Data rows:
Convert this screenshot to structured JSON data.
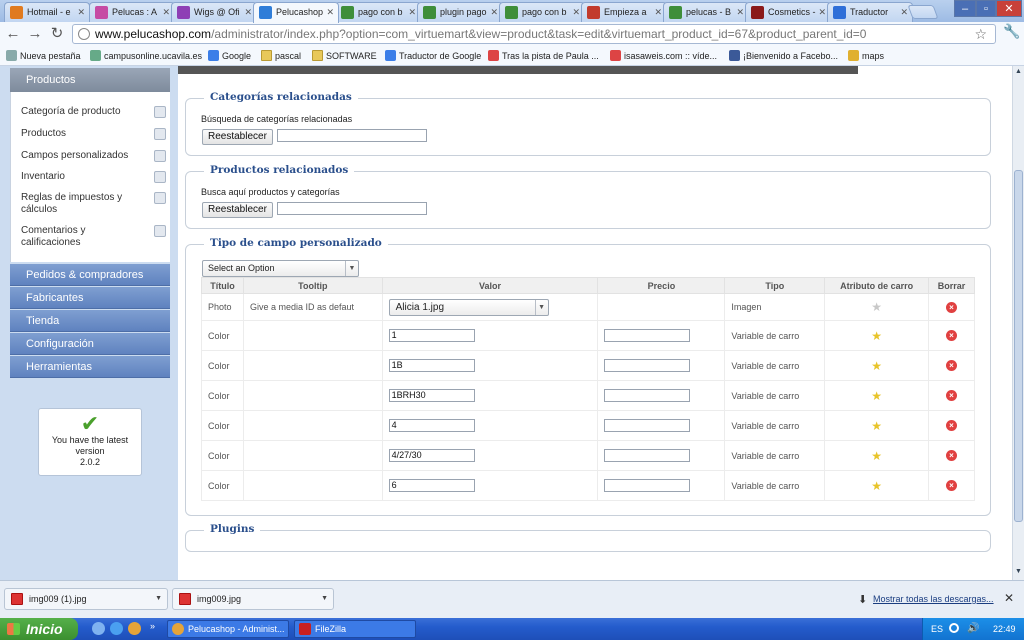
{
  "browser": {
    "tabs": [
      {
        "label": "Hotmail - e",
        "color": "#e07a1f"
      },
      {
        "label": "Pelucas : A",
        "color": "#c64ba4"
      },
      {
        "label": "Wigs @ Ofi",
        "color": "#8e3fb5"
      },
      {
        "label": "Pelucashop",
        "color": "#2f7dd8",
        "active": true
      },
      {
        "label": "pago con b",
        "color": "#3f8e3a"
      },
      {
        "label": "plugin pago",
        "color": "#3f8e3a"
      },
      {
        "label": "pago con b",
        "color": "#3f8e3a"
      },
      {
        "label": "Empieza a",
        "color": "#c23b2d"
      },
      {
        "label": "pelucas - B",
        "color": "#3f8e3a"
      },
      {
        "label": "Cosmetics -",
        "color": "#8b1a1a"
      },
      {
        "label": "Traductor",
        "color": "#2f6fd8"
      }
    ],
    "url_host": "www.pelucashop.com",
    "url_path": "/administrator/index.php?option=com_virtuemart&view=product&task=edit&virtuemart_product_id=67&product_parent_id=0",
    "bookmarks": [
      {
        "label": "Nueva pestaña",
        "icon": "page-icon"
      },
      {
        "label": "campusonline.ucavila.es",
        "icon": "globe-icon"
      },
      {
        "label": "Google",
        "icon": "google-icon"
      },
      {
        "label": "pascal",
        "icon": "folder-icon"
      },
      {
        "label": "SOFTWARE",
        "icon": "folder-icon"
      },
      {
        "label": "Traductor de Google",
        "icon": "translate-icon"
      },
      {
        "label": "Tras la pista de Paula ...",
        "icon": "site-icon"
      },
      {
        "label": "isasaweis.com :: víde...",
        "icon": "site-icon"
      },
      {
        "label": "¡Bienvenido a Facebo...",
        "icon": "facebook-icon"
      },
      {
        "label": "maps",
        "icon": "maps-icon"
      }
    ]
  },
  "sidebar": {
    "header": "Productos",
    "sub_items": [
      {
        "label": "Categoría de producto"
      },
      {
        "label": "Productos"
      },
      {
        "label": "Campos personalizados"
      },
      {
        "label": "Inventario"
      },
      {
        "label": "Reglas de impuestos y cálculos"
      },
      {
        "label": "Comentarios y calificaciones"
      }
    ],
    "sections": [
      {
        "label": "Pedidos & compradores"
      },
      {
        "label": "Fabricantes"
      },
      {
        "label": "Tienda"
      },
      {
        "label": "Configuración"
      },
      {
        "label": "Herramientas"
      }
    ],
    "version_box": {
      "text": "You have the latest version",
      "version": "2.0.2"
    }
  },
  "related_categories": {
    "legend": "Categorías relacionadas",
    "label": "Búsqueda de categorías relacionadas",
    "reset_label": "Reestablecer",
    "value": ""
  },
  "related_products": {
    "legend": "Productos relacionados",
    "label": "Busca aquí productos y categorías",
    "reset_label": "Reestablecer",
    "value": ""
  },
  "custom_field": {
    "legend": "Tipo de campo personalizado",
    "select_value": "Select an Option",
    "columns": [
      "Título",
      "Tooltip",
      "Valor",
      "Precio",
      "Tipo",
      "Atributo de carro",
      "Borrar"
    ],
    "rows": [
      {
        "titulo": "Photo",
        "tooltip": "Give a media ID as defaut",
        "valor": "Alicia 1.jpg",
        "valor_kind": "select",
        "precio": "",
        "tipo": "Imagen",
        "cart_attribute": false
      },
      {
        "titulo": "Color",
        "tooltip": "",
        "valor": "1",
        "valor_kind": "input",
        "precio": "",
        "tipo": "Variable de carro",
        "cart_attribute": true
      },
      {
        "titulo": "Color",
        "tooltip": "",
        "valor": "1B",
        "valor_kind": "input",
        "precio": "",
        "tipo": "Variable de carro",
        "cart_attribute": true
      },
      {
        "titulo": "Color",
        "tooltip": "",
        "valor": "1BRH30",
        "valor_kind": "input",
        "precio": "",
        "tipo": "Variable de carro",
        "cart_attribute": true
      },
      {
        "titulo": "Color",
        "tooltip": "",
        "valor": "4",
        "valor_kind": "input",
        "precio": "",
        "tipo": "Variable de carro",
        "cart_attribute": true
      },
      {
        "titulo": "Color",
        "tooltip": "",
        "valor": "4/27/30",
        "valor_kind": "input",
        "precio": "",
        "tipo": "Variable de carro",
        "cart_attribute": true
      },
      {
        "titulo": "Color",
        "tooltip": "",
        "valor": "6",
        "valor_kind": "input",
        "precio": "",
        "tipo": "Variable de carro",
        "cart_attribute": true
      }
    ]
  },
  "plugins": {
    "legend": "Plugins"
  },
  "downloads": {
    "items": [
      {
        "label": "img009 (1).jpg"
      },
      {
        "label": "img009.jpg"
      }
    ],
    "show_all": "Mostrar todas las descargas..."
  },
  "taskbar": {
    "start_label": "Inicio",
    "tasks": [
      {
        "label": "Pelucashop - Administ...",
        "icon": "chrome-icon"
      },
      {
        "label": "FileZilla",
        "icon": "filezilla-icon"
      }
    ],
    "language": "ES",
    "clock": "22:49"
  },
  "colors": {
    "accent": "#2a4f8c",
    "sidebar_section": "#6b8cc7",
    "taskbar": "#245ccc"
  }
}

Stated exercise: Extract every line of the records above that contains the word "legend".

Task answer:
    "legend": "Categorías relacionadas",
    "legend": "Productos relacionados",
    "legend": "Tipo de campo personalizado",
    "legend": "Plugins"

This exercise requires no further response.